- Extracts from a graphics dataset -
-- Begin --

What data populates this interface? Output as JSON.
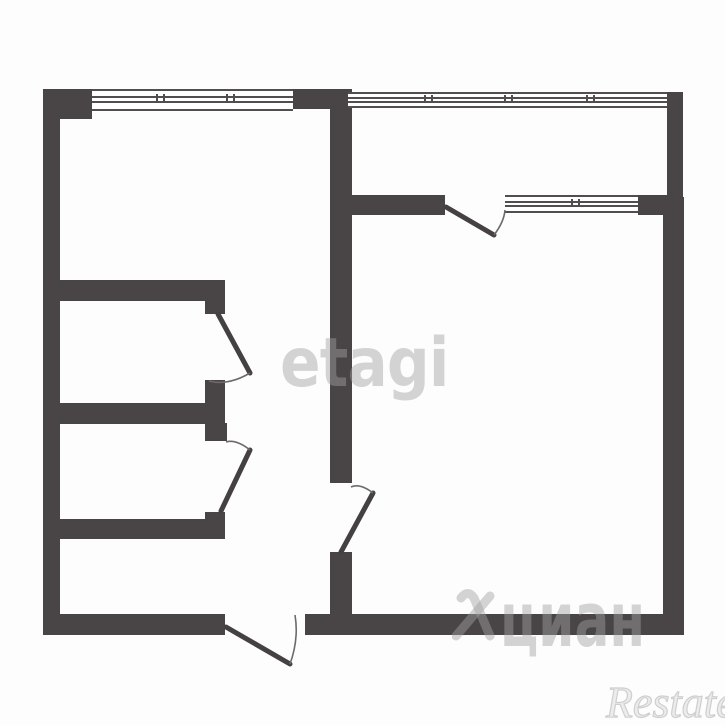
{
  "watermarks": {
    "etagi_text": "etagi",
    "cian_text": "циан",
    "restate_text": "Restate"
  },
  "colors": {
    "wall": "#494546",
    "background": "#fdfdfd",
    "door_leaf": "#454142",
    "swing_arc": "#6e6a6b",
    "window_line": "#524e4f",
    "watermark_gray": "rgba(160,160,160,0.45)"
  },
  "plan": {
    "type": "apartment-floor-plan",
    "door_count": 5,
    "window_count": 3
  }
}
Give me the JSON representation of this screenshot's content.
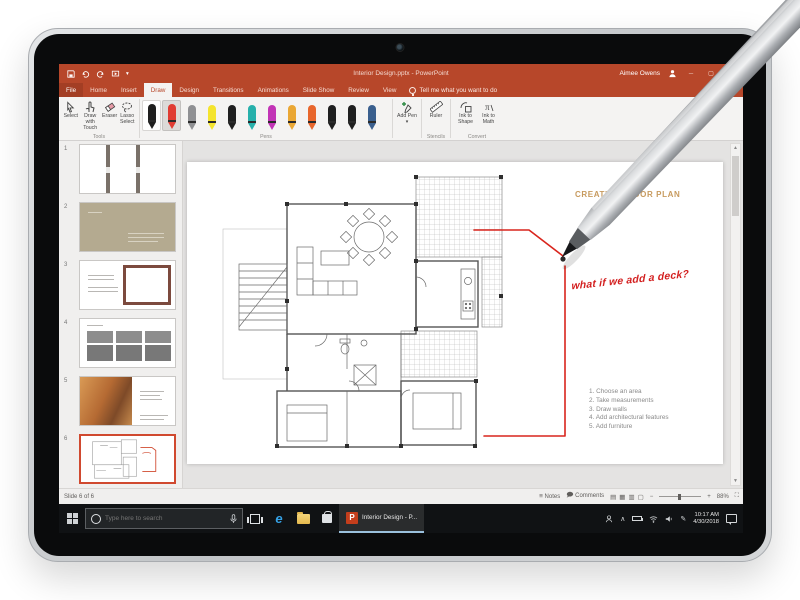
{
  "titlebar": {
    "document_title": "Interior Design.pptx - PowerPoint",
    "user_name": "Aimee Owens",
    "controls": {
      "minimize": "─",
      "maximize": "▢",
      "close": "✕"
    }
  },
  "ribbon": {
    "tabs": [
      "File",
      "Home",
      "Insert",
      "Draw",
      "Design",
      "Transitions",
      "Animations",
      "Slide Show",
      "Review",
      "View"
    ],
    "active_tab": "Draw",
    "tell_me": "Tell me what you want to do",
    "groups": {
      "tools": {
        "label": "Tools",
        "buttons": [
          "Select",
          "Draw with Touch",
          "Eraser",
          "Lasso Select"
        ]
      },
      "pens": {
        "label": "Pens",
        "selected_index": 1,
        "colors": [
          "#1f1f1f",
          "#e03b32",
          "#8f9093",
          "#f4e42e",
          "#1f1f1f",
          "#27b0ab",
          "#c234b6",
          "#eaa734",
          "#e8662c",
          "#1f1f1f",
          "#1f1f1f",
          "#3a5f8e"
        ]
      },
      "add_pen": {
        "label": "Add Pen",
        "dropdown": "▾"
      },
      "stencils": {
        "label": "Stencils",
        "buttons": [
          "Ruler"
        ]
      },
      "convert": {
        "label": "Convert",
        "buttons": [
          "Ink to Shape",
          "Ink to Math"
        ]
      }
    }
  },
  "thumbnails": {
    "numbers": [
      "1",
      "2",
      "3",
      "4",
      "5",
      "6"
    ],
    "selected": "6"
  },
  "slide": {
    "title": "CREATE A FLOOR PLAN",
    "ink_note": "what if we add a deck?",
    "steps": [
      "1. Choose an area",
      "2. Take measurements",
      "3. Draw walls",
      "4. Add architectural features",
      "5. Add furniture"
    ]
  },
  "statusbar": {
    "slide_indicator": "Slide 6 of 6",
    "notes_label": "Notes",
    "comments_label": "Comments",
    "view_icons": [
      "▤",
      "▦",
      "▥",
      "▢"
    ],
    "zoom_minus": "−",
    "zoom_plus": "+",
    "zoom_level": "88%"
  },
  "taskbar": {
    "search_placeholder": "Type here to search",
    "active_task": "Interior Design - P...",
    "time": "10:17 AM",
    "date": "4/30/2018",
    "icons": {
      "edge": "e",
      "tray_chevron": "∧",
      "tray_pen": "✎"
    }
  },
  "colors": {
    "accent": "#b7472a",
    "ink_red": "#d9251d",
    "slide_title": "#c79a5e",
    "taskbar": "#101214"
  }
}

-- End --

- Aim -
Identify each line of the material where the word "Draw" shows up, and copy it.

- Reply -
      "Draw",
    "active_tab": "Draw",
          "Draw with Touch",
      "3. Draw walls",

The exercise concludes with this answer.